Problem details:
Identify the lines that contain the word "Week" and copy each one.

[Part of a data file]
<<<<
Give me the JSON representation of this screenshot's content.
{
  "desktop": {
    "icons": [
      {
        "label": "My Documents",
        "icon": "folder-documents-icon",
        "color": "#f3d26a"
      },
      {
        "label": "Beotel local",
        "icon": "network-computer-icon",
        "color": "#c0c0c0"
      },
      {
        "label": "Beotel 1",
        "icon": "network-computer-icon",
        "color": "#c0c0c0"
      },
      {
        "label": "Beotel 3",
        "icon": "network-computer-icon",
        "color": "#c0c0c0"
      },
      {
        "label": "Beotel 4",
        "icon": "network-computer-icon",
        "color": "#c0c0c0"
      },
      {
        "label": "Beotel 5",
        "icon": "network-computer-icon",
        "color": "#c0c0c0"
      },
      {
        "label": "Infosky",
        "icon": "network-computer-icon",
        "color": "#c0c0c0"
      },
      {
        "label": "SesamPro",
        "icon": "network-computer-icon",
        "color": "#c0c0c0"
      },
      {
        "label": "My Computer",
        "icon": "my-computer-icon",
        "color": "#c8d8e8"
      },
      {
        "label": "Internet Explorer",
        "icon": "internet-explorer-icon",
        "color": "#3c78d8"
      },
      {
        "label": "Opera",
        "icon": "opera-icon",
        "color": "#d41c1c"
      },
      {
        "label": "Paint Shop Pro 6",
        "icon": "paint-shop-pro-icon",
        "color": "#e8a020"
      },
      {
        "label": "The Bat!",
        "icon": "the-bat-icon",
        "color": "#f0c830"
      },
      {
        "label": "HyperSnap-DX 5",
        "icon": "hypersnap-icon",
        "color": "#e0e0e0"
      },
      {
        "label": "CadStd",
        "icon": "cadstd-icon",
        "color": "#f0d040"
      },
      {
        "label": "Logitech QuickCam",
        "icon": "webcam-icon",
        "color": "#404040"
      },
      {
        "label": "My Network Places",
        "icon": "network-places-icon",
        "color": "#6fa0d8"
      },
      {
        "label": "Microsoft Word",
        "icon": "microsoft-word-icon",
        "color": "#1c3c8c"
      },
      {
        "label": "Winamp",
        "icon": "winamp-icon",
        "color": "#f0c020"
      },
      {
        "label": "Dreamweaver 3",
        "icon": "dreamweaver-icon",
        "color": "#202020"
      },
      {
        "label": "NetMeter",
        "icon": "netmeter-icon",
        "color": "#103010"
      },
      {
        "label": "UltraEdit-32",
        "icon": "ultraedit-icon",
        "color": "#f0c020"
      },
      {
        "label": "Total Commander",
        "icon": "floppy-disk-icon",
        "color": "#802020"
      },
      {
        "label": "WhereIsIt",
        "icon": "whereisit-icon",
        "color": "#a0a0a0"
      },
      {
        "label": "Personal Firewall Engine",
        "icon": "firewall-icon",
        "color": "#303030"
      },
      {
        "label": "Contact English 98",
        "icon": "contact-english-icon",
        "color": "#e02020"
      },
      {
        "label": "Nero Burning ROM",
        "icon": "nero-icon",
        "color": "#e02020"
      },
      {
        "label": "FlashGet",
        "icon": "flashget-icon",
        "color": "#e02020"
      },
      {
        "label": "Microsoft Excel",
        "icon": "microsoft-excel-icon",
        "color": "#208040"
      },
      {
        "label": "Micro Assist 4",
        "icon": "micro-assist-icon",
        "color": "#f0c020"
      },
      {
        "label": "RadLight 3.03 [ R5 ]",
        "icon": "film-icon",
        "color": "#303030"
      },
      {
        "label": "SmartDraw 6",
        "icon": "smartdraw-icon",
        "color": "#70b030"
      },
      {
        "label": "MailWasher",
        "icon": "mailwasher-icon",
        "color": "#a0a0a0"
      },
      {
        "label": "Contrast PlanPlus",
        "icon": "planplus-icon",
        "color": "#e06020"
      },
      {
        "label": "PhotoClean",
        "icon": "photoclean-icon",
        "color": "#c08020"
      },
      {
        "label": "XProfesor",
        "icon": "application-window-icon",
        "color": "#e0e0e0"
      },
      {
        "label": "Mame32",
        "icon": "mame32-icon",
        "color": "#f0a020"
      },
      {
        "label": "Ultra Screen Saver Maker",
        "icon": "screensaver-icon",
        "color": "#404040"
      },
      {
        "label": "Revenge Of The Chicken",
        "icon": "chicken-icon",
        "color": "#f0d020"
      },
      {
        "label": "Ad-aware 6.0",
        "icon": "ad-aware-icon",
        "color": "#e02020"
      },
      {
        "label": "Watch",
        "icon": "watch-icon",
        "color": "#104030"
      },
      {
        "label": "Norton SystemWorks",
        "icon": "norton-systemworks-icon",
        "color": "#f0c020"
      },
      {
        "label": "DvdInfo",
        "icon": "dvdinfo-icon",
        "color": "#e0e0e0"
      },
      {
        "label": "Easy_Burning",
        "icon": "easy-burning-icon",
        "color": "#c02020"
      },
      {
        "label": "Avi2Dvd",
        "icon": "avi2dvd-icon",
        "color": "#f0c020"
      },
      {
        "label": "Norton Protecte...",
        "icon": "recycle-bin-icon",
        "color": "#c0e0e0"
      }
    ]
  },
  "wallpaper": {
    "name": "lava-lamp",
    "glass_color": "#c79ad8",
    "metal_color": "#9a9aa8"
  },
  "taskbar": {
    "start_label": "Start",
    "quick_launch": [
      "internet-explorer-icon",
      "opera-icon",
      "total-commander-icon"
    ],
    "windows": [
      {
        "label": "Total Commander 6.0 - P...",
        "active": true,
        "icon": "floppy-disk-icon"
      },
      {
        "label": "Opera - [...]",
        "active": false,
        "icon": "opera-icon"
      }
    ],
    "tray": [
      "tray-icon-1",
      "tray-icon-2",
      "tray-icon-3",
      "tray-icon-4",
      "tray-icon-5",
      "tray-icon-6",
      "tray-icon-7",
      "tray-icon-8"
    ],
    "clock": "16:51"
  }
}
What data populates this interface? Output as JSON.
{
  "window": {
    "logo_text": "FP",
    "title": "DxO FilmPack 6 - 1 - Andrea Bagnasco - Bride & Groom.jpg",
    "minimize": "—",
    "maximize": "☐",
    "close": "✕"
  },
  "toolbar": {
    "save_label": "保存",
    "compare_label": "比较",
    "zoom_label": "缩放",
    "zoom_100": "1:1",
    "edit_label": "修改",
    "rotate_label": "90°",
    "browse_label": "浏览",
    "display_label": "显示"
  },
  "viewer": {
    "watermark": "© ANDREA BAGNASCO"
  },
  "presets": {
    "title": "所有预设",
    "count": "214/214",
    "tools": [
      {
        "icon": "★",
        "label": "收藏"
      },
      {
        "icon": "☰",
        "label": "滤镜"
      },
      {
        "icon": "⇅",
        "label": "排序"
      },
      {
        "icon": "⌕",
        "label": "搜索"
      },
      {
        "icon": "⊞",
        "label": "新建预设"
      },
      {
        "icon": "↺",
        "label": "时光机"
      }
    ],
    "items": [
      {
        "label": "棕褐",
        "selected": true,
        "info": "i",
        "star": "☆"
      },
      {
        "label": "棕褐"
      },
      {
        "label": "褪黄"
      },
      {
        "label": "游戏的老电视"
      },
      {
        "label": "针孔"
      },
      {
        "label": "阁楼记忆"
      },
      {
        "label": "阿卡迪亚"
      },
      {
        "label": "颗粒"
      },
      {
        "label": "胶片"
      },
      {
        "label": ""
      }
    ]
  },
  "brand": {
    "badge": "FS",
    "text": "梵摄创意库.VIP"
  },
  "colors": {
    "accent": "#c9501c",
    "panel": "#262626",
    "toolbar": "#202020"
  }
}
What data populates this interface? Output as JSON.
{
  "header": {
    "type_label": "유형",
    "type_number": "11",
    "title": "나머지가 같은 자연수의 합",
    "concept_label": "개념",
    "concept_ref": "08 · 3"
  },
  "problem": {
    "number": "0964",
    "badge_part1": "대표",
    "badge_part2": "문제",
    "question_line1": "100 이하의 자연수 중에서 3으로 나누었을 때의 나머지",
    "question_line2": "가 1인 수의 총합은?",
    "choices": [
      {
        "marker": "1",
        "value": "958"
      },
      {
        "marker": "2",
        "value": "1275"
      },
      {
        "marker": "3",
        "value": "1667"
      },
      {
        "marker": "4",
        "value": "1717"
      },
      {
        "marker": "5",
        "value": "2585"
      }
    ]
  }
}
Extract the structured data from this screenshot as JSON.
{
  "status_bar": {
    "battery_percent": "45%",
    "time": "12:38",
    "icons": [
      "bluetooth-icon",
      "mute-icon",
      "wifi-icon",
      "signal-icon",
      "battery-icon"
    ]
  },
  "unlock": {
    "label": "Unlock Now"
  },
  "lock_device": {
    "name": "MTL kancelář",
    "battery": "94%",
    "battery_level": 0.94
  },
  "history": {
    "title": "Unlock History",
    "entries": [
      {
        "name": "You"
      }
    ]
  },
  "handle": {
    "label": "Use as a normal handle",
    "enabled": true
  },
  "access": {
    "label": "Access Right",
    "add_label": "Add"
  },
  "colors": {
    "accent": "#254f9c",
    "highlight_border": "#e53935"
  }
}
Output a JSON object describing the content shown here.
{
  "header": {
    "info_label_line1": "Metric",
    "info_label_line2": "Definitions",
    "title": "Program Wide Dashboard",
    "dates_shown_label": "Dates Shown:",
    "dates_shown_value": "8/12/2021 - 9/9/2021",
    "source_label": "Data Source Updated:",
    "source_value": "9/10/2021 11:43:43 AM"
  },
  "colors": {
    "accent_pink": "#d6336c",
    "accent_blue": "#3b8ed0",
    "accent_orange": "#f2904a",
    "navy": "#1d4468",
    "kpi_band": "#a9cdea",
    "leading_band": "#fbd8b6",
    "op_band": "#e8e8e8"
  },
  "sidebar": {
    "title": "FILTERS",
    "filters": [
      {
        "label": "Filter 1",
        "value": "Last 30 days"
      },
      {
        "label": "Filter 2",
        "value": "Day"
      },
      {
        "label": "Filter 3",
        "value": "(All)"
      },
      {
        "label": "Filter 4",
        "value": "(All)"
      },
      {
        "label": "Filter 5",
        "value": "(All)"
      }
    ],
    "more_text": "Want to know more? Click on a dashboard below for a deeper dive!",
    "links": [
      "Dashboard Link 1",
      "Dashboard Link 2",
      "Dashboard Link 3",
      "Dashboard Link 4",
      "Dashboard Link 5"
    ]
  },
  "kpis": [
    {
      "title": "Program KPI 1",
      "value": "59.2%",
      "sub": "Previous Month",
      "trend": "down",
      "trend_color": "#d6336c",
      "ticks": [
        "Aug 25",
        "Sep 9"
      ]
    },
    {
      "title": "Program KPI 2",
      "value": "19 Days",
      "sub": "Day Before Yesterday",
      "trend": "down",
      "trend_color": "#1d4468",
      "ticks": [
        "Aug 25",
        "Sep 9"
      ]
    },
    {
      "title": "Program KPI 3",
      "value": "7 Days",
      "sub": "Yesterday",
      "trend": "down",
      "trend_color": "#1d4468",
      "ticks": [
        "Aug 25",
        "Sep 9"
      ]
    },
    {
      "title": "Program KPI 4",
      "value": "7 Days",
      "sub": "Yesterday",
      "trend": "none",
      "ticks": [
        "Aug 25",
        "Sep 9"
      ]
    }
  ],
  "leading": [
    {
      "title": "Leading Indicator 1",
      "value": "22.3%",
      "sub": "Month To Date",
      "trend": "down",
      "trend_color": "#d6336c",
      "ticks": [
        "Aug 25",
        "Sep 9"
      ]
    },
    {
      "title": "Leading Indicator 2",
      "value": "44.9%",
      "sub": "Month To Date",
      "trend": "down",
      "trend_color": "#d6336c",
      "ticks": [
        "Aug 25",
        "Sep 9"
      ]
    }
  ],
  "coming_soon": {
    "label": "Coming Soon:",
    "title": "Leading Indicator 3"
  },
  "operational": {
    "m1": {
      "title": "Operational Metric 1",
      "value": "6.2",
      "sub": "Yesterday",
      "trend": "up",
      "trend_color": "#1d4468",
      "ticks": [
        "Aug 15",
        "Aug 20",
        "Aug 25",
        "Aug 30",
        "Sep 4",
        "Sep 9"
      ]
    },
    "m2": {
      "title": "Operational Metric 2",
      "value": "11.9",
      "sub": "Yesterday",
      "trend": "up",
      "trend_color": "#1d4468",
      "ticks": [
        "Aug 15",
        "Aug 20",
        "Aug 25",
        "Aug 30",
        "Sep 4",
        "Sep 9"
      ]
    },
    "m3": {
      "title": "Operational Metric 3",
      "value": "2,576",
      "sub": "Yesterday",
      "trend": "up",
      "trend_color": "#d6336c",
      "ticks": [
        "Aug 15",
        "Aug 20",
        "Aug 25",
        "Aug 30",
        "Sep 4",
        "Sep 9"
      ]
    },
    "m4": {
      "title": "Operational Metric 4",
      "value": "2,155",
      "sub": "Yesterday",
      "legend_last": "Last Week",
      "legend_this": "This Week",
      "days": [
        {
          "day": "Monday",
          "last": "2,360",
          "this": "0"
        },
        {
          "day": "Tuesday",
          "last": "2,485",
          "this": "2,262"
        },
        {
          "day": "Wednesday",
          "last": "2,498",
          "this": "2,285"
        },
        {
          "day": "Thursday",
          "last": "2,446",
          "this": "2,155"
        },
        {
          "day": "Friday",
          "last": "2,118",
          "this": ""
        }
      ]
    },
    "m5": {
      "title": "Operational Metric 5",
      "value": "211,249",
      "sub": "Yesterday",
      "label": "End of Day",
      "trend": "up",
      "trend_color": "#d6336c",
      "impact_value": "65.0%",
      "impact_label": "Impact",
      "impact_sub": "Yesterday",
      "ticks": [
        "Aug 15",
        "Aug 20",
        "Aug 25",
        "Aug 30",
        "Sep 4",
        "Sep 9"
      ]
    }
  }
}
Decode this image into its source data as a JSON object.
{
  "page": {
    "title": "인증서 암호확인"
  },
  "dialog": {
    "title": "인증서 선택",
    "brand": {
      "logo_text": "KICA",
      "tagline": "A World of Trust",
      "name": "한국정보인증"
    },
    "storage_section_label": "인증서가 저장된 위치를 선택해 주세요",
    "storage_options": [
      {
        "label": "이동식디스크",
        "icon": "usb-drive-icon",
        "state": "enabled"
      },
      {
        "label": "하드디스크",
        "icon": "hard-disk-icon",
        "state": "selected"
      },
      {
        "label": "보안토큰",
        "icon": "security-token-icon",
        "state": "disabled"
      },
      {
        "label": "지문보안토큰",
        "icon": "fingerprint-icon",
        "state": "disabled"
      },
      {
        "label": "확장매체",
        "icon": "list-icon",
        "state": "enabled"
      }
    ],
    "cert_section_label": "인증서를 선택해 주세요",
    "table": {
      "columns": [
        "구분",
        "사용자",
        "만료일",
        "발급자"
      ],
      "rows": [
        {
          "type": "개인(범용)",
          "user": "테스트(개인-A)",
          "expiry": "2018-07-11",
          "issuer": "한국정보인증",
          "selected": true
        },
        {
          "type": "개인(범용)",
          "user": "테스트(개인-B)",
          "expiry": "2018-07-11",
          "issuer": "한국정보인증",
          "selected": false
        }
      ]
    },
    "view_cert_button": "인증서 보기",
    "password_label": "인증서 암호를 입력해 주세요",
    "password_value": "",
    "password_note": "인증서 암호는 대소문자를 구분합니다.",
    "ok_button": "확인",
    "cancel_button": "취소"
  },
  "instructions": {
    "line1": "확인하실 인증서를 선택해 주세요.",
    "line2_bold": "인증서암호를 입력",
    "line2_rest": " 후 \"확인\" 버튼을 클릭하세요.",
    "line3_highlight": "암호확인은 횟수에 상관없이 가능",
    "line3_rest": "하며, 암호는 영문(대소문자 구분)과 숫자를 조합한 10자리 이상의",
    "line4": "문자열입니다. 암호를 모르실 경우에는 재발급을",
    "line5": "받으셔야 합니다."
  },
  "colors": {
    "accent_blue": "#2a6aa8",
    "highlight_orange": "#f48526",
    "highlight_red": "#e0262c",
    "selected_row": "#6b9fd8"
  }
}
>>>>
Solved problem:
      "legend_last": "Last Week",
      "legend_this": "This Week",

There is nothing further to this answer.